(Figure collection entries)
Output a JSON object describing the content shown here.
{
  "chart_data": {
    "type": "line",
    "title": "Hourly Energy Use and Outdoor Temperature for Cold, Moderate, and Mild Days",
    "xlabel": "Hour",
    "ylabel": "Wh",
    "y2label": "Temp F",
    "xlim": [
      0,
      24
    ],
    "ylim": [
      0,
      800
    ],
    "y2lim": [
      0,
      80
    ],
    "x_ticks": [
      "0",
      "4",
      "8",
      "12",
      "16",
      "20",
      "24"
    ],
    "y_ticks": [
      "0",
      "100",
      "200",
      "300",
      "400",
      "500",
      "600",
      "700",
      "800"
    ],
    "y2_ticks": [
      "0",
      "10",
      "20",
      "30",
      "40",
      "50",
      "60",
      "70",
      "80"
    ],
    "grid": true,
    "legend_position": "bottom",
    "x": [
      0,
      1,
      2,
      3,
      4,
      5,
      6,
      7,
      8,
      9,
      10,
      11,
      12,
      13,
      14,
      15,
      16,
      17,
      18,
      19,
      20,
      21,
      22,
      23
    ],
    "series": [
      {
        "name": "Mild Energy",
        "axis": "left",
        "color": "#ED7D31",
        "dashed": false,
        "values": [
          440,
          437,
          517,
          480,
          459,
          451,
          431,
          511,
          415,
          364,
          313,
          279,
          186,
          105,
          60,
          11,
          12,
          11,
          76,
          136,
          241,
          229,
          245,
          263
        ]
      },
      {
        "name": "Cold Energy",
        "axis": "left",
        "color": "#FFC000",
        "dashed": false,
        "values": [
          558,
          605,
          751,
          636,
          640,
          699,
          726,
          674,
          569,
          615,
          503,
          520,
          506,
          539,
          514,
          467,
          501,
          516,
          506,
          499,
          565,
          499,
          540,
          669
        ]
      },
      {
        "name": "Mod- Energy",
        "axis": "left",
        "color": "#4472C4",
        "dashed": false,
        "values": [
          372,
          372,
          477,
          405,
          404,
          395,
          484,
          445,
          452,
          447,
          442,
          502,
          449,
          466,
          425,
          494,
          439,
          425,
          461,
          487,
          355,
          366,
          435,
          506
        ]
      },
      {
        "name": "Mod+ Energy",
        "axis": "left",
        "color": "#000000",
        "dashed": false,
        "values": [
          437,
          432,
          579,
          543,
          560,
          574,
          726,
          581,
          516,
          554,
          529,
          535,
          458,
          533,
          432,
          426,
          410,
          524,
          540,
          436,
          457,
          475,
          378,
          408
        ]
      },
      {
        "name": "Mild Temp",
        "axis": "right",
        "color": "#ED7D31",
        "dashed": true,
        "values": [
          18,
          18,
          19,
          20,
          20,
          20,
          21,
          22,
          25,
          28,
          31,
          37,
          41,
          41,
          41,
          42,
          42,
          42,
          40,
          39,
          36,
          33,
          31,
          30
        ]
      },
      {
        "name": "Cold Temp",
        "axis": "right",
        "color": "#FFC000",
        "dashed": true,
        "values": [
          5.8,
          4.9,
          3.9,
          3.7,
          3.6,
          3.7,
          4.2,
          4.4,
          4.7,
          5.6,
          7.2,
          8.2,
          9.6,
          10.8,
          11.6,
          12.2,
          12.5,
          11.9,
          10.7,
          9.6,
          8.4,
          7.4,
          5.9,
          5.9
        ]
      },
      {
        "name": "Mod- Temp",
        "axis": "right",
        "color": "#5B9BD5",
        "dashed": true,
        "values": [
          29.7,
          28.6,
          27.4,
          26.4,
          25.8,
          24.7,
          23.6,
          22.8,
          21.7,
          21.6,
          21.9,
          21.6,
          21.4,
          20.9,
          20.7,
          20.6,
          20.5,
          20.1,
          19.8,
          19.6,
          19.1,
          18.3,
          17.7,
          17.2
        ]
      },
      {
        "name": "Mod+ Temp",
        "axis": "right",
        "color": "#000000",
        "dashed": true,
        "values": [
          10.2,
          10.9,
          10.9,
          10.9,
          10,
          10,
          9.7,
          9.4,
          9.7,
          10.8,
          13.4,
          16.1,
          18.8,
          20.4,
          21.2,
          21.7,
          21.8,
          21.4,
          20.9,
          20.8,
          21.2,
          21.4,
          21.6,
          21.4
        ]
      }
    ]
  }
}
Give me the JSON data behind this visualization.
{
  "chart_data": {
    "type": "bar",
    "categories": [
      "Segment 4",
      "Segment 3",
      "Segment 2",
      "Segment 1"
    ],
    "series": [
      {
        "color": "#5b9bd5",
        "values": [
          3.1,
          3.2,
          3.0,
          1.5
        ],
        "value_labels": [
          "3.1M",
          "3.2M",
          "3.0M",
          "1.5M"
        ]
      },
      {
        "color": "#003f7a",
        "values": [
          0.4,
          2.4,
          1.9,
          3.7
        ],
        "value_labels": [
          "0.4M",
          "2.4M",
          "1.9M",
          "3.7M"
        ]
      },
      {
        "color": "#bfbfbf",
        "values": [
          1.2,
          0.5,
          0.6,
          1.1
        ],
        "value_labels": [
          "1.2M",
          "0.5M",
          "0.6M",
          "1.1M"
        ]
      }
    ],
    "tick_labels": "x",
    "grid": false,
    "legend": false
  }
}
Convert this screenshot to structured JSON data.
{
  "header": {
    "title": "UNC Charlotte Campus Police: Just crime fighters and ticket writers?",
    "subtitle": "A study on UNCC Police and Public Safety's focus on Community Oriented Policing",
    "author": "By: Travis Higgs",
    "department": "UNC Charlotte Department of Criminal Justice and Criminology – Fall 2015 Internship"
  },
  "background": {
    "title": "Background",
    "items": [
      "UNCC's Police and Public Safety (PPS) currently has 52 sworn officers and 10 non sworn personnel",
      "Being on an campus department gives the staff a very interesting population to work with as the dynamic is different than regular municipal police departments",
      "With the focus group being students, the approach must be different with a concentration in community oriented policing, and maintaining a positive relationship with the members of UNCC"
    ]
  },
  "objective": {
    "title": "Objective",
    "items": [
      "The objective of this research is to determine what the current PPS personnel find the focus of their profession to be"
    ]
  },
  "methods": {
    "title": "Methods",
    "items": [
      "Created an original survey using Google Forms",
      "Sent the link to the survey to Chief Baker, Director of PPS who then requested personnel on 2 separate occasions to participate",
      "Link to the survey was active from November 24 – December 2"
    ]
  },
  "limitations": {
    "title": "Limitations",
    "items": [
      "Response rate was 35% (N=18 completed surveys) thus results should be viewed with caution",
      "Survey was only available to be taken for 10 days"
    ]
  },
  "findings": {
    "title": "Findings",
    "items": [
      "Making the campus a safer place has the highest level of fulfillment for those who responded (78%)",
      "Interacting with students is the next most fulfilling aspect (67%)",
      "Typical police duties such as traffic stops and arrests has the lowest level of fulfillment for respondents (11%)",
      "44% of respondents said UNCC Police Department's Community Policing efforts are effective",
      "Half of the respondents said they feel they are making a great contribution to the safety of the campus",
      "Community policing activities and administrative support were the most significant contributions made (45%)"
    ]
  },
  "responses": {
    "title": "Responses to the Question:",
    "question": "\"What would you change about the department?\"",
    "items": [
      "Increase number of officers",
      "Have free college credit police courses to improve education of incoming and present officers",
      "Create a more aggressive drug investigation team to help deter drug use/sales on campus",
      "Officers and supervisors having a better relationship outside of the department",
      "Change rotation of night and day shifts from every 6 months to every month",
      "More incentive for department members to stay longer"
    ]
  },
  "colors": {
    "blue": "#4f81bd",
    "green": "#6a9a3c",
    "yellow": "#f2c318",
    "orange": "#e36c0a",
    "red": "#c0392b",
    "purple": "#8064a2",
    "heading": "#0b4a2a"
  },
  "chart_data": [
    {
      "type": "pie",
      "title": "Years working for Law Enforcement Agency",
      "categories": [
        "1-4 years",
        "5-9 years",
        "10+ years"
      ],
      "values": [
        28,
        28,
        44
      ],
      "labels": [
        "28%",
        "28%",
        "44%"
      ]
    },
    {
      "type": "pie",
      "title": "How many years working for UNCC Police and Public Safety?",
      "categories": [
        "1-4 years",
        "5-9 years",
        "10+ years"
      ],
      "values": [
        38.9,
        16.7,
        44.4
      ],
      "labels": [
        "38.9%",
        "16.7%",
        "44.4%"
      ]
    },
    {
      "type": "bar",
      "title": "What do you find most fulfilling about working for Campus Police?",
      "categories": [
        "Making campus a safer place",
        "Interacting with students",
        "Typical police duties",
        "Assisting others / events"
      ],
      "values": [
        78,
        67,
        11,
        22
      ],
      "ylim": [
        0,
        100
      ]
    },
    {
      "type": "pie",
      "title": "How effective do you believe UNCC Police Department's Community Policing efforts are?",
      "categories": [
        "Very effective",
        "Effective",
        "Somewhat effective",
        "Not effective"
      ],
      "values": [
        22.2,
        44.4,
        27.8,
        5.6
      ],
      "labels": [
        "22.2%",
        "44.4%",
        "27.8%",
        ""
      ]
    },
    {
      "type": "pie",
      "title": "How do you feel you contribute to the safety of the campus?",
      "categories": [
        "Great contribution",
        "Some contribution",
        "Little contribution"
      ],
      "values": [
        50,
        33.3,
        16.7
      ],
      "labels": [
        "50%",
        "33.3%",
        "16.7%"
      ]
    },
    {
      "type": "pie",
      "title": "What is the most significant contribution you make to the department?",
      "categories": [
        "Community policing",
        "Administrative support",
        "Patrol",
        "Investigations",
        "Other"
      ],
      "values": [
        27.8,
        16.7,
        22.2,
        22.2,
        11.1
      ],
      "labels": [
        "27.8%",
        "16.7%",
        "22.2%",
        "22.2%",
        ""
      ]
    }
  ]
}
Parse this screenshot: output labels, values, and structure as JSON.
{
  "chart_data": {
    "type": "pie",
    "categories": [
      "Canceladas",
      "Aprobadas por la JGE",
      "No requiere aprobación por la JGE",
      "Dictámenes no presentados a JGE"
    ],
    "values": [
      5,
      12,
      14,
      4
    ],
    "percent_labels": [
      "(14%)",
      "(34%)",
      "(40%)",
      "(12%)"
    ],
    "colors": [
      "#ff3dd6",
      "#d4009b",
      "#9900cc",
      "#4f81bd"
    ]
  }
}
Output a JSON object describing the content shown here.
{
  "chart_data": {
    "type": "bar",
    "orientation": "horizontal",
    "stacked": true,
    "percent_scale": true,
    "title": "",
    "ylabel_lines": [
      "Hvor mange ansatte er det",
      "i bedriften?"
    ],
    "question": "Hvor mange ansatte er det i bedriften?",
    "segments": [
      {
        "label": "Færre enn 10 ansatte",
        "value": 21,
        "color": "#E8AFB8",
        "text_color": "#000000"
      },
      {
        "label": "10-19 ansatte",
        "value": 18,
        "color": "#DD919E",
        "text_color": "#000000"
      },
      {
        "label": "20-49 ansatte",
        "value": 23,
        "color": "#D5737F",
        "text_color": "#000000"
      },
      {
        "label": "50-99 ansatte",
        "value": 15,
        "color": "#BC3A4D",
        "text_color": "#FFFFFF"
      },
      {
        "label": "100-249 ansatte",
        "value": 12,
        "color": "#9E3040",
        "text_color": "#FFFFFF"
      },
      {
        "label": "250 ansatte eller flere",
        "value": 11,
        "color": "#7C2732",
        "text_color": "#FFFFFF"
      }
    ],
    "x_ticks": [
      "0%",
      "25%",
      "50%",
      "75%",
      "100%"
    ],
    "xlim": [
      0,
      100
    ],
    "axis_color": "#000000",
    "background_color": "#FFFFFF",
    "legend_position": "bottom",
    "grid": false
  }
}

**Instructions for the task**
Copy out the lines in which the string "Charlotte" appears.

**Output for this task**
    "title": "UNC Charlotte Campus Police: Just crime fighters and ticket writers?",
    "department": "UNC Charlotte Department of Criminal Justice and Criminology – Fall 2015 Internship"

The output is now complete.